Problem —
Quote the records below in full, exactly as given, with the images taken out.

Provided records —
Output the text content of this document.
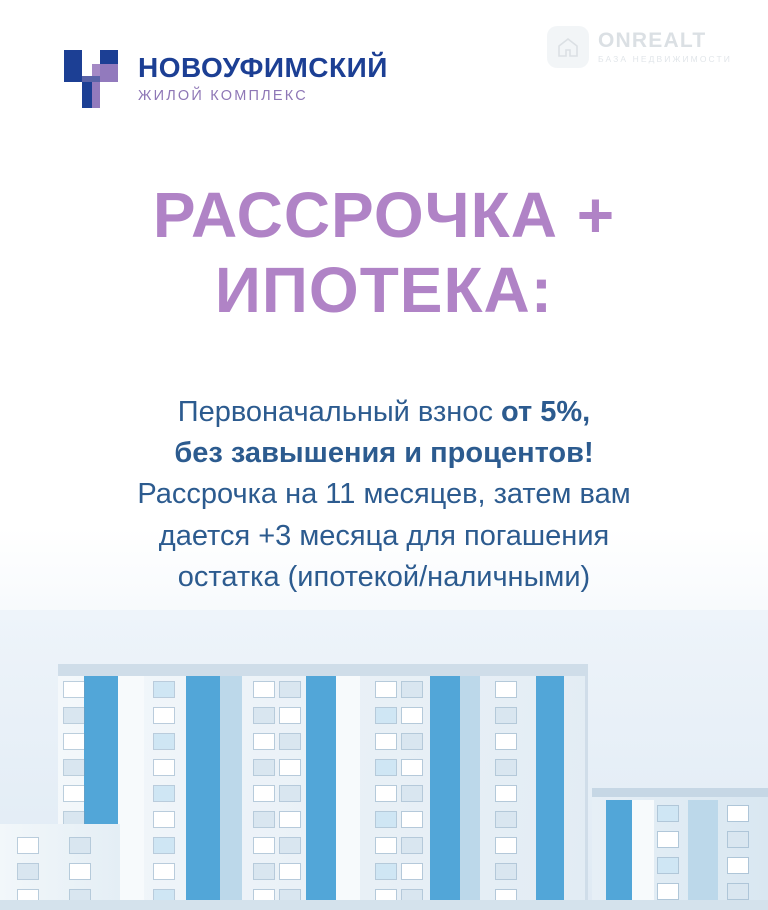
НОВОУФИМСКИЙ
ЖИЛОЙ КОМПЛЕКС
ONREALT
БАЗА НЕДВИЖИМОСТИ
РАССРОЧКА +
ИПОТЕКА:

Первоначальный взнос от 5%,

без завышения и процентов!

Рассрочка на 11 месяцев, затем вам

дается +3 месяца для погашения

остатка (ипотекой/наличными)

The output —
Output the text content of this document.
НОВОУФИМСКИЙ
ЖИЛОЙ КОМПЛЕКС
ONREALT
БАЗА НЕДВИЖИМОСТИ
РАССРОЧКА +
ИПОТЕКА:

Первоначальный взнос от 5%,

без завышения и процентов!

Рассрочка на 11 месяцев, затем вам

дается +3 месяца для погашения

остатка (ипотекой/наличными)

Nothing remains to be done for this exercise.